* WHAT YOU WILL DO
Transcribe every line exactly and omit anything that is a picture.

* LISTED RECORDS
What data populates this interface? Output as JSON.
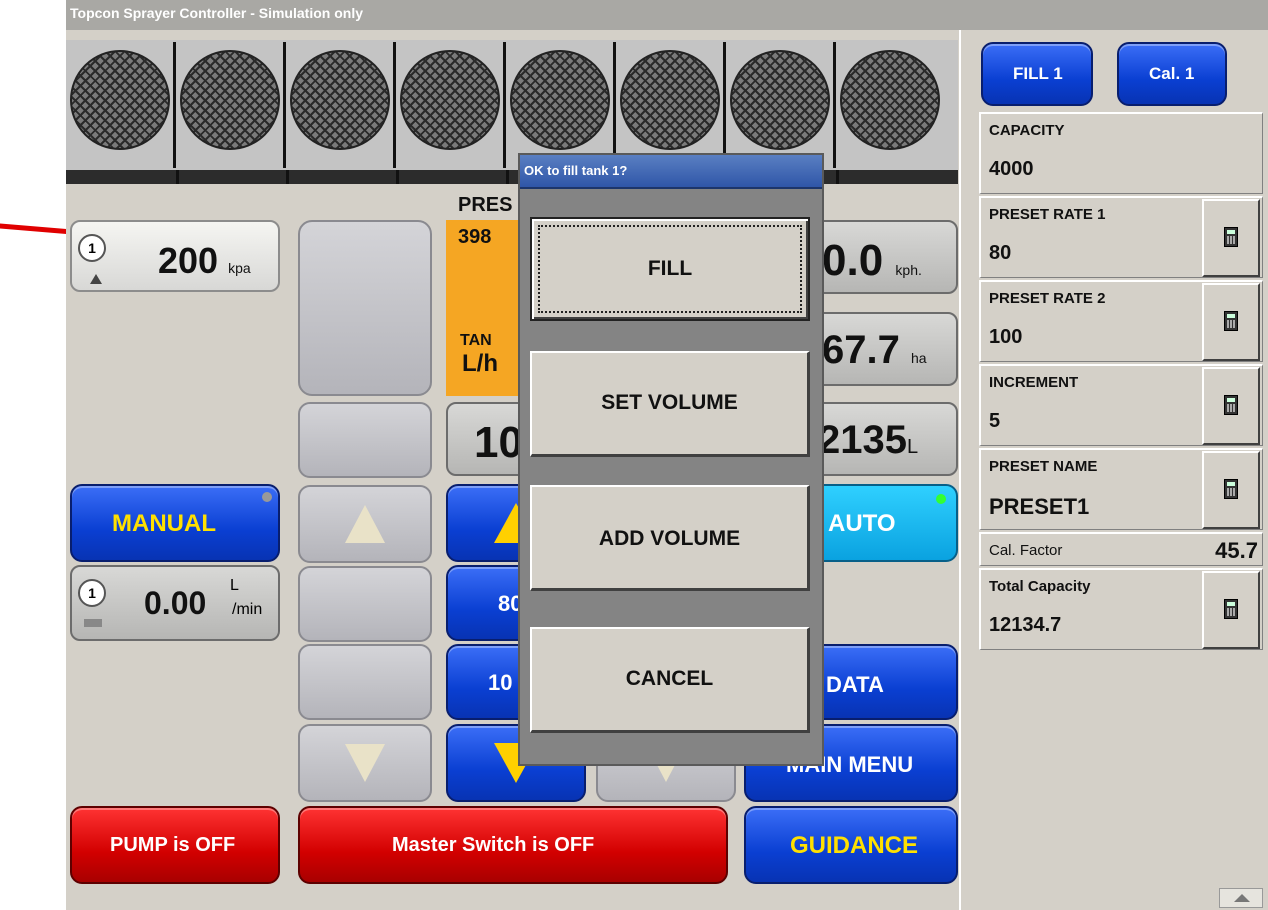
{
  "window": {
    "title": "Topcon Sprayer Controller  - Simulation only"
  },
  "pressure_gauge": {
    "number": "1",
    "value": "200",
    "unit": "kpa"
  },
  "preset_panel": {
    "label": "PRES",
    "value": "398",
    "tank_label": "TAN",
    "unit": "L/h"
  },
  "speed_gauge": {
    "value": "0.0",
    "unit": "kph."
  },
  "area_gauge": {
    "value": "67.7",
    "unit": "ha"
  },
  "rate_display": {
    "value": "10"
  },
  "tank_volume": {
    "value": "2135",
    "unit": "L"
  },
  "buttons": {
    "manual": "MANUAL",
    "auto": "AUTO",
    "preset_80": "80",
    "preset_100": "10",
    "data": "DATA",
    "main_menu": "MAIN MENU",
    "pump": "PUMP is OFF",
    "master_switch": "Master Switch is OFF",
    "guidance": "GUIDANCE"
  },
  "flow_gauge": {
    "number": "1",
    "value": "0.00",
    "unit_top": "L",
    "unit_bottom": "/min"
  },
  "right_panel": {
    "tabs": [
      "FILL 1",
      "Cal. 1"
    ],
    "capacity": {
      "label": "CAPACITY",
      "value": "4000"
    },
    "preset_rate_1": {
      "label": "PRESET RATE 1",
      "value": "80"
    },
    "preset_rate_2": {
      "label": "PRESET RATE 2",
      "value": "100"
    },
    "increment": {
      "label": "INCREMENT",
      "value": "5"
    },
    "preset_name": {
      "label": "PRESET NAME",
      "value": "PRESET1"
    },
    "cal_factor": {
      "label": "Cal. Factor",
      "value": "45.7"
    },
    "total_capacity": {
      "label": "Total Capacity",
      "value": "12134.7"
    }
  },
  "dialog": {
    "title": "OK to fill tank 1?",
    "buttons": [
      "FILL",
      "SET VOLUME",
      "ADD VOLUME",
      "CANCEL"
    ]
  },
  "colors": {
    "arrow": "#e00000",
    "preset_panel": "#f5a623",
    "blue_button": "#0a3fd2",
    "red_button": "#d20000"
  }
}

* OUTPUT OF THE TASK
What data populates this interface? Output as JSON.
{
  "window": {
    "title": "Topcon Sprayer Controller  - Simulation only"
  },
  "pressure_gauge": {
    "number": "1",
    "value": "200",
    "unit": "kpa"
  },
  "preset_panel": {
    "label": "PRES",
    "value": "398",
    "tank_label": "TAN",
    "unit": "L/h"
  },
  "speed_gauge": {
    "value": "0.0",
    "unit": "kph."
  },
  "area_gauge": {
    "value": "67.7",
    "unit": "ha"
  },
  "rate_display": {
    "value": "10"
  },
  "tank_volume": {
    "value": "2135",
    "unit": "L"
  },
  "buttons": {
    "manual": "MANUAL",
    "auto": "AUTO",
    "preset_80": "80",
    "preset_100": "10",
    "data": "DATA",
    "main_menu": "MAIN MENU",
    "pump": "PUMP is OFF",
    "master_switch": "Master Switch is OFF",
    "guidance": "GUIDANCE"
  },
  "flow_gauge": {
    "number": "1",
    "value": "0.00",
    "unit_top": "L",
    "unit_bottom": "/min"
  },
  "right_panel": {
    "tabs": [
      "FILL 1",
      "Cal. 1"
    ],
    "capacity": {
      "label": "CAPACITY",
      "value": "4000"
    },
    "preset_rate_1": {
      "label": "PRESET RATE 1",
      "value": "80"
    },
    "preset_rate_2": {
      "label": "PRESET RATE 2",
      "value": "100"
    },
    "increment": {
      "label": "INCREMENT",
      "value": "5"
    },
    "preset_name": {
      "label": "PRESET NAME",
      "value": "PRESET1"
    },
    "cal_factor": {
      "label": "Cal. Factor",
      "value": "45.7"
    },
    "total_capacity": {
      "label": "Total Capacity",
      "value": "12134.7"
    }
  },
  "dialog": {
    "title": "OK to fill tank 1?",
    "buttons": [
      "FILL",
      "SET VOLUME",
      "ADD VOLUME",
      "CANCEL"
    ]
  },
  "colors": {
    "arrow": "#e00000",
    "preset_panel": "#f5a623",
    "blue_button": "#0a3fd2",
    "red_button": "#d20000"
  }
}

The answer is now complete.